| Data items |
## Begin

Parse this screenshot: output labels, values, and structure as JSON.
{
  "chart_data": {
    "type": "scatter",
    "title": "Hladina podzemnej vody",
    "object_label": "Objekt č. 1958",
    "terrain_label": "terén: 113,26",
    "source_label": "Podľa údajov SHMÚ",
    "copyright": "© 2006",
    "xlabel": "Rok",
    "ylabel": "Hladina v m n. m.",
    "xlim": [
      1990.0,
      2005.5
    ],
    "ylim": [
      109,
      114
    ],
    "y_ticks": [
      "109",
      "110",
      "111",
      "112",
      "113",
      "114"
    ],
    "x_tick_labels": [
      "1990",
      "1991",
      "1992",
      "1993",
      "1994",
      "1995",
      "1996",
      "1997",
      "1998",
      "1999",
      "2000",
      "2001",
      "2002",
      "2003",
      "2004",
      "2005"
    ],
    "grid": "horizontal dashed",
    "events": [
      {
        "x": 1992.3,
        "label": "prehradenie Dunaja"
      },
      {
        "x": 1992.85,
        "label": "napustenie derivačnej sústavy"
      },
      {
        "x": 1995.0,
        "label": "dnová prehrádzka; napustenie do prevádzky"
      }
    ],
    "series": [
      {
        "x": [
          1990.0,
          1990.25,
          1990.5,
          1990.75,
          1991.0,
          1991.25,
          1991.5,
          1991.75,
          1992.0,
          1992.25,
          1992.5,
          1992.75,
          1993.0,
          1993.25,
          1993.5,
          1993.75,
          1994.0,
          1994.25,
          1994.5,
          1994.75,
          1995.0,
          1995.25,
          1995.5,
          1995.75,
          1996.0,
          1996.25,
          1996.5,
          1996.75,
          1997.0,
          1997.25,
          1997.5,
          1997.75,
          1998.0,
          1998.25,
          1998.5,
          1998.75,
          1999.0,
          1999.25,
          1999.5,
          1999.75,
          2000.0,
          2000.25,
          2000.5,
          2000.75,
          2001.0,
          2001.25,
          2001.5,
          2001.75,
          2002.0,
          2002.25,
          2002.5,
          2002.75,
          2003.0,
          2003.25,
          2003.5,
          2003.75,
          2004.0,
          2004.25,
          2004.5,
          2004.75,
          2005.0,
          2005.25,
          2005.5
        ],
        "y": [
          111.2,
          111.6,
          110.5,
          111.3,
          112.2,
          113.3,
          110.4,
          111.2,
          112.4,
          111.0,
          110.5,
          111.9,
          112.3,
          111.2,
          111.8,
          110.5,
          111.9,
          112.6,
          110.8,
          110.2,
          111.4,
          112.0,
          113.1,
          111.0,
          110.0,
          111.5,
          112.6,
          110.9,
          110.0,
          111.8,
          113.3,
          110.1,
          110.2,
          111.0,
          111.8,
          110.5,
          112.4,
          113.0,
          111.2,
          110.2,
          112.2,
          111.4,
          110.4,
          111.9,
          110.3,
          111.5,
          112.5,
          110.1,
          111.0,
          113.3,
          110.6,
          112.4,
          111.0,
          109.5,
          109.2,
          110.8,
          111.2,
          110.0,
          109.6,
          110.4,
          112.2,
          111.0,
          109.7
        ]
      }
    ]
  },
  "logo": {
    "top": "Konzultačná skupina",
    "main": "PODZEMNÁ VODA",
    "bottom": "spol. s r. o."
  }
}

## End

| Problem to solve |
Copy every line of the listing that includes the string "napustenie".

| Solution to this exercise |
        "label": "napustenie derivačnej sústavy"
        "label": "dnová prehrádzka; napustenie do prevádzky"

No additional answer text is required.